▶ [Work required]: Wherever the word "structure" appears in the entries, copy the whole line.

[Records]

◇ ◇ ◇ ◇

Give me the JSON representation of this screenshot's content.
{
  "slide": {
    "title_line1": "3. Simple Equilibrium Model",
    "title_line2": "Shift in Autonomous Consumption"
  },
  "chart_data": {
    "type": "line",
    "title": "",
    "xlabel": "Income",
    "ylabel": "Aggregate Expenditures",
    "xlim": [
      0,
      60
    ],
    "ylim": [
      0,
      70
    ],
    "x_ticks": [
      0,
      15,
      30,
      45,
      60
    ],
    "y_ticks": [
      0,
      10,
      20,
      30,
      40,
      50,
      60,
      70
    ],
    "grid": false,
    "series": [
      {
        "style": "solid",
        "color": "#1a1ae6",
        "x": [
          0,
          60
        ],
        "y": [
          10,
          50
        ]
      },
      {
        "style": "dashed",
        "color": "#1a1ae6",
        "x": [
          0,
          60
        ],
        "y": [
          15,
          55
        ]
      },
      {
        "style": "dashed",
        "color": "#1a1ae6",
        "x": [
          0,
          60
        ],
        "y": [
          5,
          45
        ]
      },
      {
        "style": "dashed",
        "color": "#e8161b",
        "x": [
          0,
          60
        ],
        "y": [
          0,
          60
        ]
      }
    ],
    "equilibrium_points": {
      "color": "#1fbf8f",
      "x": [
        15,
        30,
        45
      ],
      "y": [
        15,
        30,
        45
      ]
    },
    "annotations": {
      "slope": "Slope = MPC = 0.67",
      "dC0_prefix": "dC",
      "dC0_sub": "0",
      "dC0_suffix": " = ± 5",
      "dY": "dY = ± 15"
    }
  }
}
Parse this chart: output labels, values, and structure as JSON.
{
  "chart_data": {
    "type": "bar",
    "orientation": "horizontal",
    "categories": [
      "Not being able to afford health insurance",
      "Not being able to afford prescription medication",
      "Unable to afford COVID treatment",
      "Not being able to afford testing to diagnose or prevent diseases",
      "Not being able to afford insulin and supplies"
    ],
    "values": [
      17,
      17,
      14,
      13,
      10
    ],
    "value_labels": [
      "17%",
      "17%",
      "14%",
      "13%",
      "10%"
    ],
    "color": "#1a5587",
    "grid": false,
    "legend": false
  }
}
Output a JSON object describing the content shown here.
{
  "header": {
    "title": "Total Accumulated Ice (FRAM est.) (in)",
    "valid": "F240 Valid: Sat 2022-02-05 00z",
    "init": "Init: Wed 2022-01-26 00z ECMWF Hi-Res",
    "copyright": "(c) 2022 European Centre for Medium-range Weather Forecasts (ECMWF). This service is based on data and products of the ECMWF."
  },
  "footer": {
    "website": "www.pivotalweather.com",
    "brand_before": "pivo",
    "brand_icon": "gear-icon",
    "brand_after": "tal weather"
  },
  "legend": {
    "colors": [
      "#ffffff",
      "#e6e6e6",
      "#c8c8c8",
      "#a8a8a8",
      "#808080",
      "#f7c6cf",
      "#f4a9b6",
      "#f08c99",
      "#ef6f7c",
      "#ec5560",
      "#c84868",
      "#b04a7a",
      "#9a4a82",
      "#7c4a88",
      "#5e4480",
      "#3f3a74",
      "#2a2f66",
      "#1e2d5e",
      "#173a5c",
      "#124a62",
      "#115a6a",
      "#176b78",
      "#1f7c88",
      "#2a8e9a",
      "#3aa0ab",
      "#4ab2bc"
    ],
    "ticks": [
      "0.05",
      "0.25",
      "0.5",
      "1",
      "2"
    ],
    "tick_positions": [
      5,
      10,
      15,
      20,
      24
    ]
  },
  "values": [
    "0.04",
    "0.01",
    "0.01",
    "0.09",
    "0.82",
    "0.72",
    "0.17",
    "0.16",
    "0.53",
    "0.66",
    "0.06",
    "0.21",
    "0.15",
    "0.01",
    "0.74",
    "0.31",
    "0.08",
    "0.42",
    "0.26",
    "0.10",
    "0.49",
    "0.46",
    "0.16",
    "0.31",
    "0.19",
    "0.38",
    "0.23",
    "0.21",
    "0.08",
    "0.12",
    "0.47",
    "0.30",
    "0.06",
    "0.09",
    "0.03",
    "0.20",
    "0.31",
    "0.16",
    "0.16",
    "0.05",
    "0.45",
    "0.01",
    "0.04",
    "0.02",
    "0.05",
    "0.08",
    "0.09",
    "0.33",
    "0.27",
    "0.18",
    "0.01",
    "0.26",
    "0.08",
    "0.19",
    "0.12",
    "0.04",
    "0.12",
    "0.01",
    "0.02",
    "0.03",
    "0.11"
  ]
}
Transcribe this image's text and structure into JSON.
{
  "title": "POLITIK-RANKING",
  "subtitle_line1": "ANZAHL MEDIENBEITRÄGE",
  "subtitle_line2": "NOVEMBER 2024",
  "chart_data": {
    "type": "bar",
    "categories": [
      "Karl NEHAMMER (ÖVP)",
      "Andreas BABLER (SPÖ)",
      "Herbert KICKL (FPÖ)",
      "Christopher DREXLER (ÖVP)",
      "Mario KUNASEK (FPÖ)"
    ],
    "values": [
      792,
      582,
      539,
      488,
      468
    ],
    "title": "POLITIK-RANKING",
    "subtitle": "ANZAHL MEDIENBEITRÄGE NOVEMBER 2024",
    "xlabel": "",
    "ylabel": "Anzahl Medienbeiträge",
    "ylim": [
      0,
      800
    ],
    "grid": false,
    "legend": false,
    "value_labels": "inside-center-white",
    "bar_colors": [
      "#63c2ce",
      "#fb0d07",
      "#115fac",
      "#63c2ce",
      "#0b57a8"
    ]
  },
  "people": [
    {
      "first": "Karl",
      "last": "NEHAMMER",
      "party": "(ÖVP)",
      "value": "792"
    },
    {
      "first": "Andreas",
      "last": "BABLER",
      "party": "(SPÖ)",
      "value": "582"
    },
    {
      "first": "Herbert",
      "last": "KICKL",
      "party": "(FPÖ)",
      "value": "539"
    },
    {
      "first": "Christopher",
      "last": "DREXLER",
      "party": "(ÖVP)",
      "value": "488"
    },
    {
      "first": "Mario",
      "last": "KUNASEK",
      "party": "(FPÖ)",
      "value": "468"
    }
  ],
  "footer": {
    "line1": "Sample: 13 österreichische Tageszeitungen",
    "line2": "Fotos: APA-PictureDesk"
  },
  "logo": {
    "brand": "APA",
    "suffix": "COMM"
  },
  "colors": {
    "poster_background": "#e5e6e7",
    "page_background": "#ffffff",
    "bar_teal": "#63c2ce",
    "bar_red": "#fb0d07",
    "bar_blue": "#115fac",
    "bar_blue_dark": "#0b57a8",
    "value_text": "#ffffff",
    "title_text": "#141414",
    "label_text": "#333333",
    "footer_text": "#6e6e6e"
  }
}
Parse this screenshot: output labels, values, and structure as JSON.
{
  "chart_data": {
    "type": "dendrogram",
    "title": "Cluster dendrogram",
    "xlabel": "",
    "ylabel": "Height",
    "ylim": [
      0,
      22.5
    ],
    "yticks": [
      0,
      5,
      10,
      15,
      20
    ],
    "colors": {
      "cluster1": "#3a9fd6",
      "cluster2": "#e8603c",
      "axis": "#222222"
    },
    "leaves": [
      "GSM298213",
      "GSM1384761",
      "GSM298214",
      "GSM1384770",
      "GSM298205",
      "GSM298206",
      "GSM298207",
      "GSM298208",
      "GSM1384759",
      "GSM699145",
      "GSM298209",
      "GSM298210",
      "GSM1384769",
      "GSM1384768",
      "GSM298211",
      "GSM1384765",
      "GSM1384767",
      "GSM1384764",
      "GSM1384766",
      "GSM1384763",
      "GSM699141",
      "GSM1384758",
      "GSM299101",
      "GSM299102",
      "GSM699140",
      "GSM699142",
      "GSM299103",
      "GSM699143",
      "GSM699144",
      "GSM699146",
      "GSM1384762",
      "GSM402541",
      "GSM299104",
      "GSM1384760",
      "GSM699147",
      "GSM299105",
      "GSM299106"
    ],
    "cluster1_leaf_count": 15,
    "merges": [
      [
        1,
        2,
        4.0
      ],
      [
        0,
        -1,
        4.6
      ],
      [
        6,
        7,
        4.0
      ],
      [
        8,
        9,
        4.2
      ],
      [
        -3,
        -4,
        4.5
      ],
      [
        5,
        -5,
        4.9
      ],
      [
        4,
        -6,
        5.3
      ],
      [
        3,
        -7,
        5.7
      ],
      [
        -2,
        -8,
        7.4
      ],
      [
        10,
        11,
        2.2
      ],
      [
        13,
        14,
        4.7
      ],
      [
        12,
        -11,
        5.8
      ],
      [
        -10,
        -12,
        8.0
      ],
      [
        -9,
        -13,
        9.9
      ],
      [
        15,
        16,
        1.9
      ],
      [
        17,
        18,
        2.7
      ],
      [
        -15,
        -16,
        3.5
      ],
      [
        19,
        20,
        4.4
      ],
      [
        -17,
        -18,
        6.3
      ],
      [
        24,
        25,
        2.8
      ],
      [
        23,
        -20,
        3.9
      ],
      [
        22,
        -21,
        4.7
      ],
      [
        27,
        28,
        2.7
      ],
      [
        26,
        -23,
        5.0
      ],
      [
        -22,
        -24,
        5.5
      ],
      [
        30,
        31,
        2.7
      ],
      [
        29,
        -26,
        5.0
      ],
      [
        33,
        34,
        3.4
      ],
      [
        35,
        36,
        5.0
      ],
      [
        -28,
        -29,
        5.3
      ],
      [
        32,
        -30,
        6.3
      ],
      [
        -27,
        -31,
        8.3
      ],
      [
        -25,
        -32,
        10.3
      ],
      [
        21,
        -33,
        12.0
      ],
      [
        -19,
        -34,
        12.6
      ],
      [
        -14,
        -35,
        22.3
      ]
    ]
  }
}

◇ ◇ ◇ ◇

▶ [Written solution]:
Parse this chart: output labels, values, and structure as JSON.
Transcribe this image's text and structure into JSON.
Parse this screenshot: output labels, values, and structure as JSON.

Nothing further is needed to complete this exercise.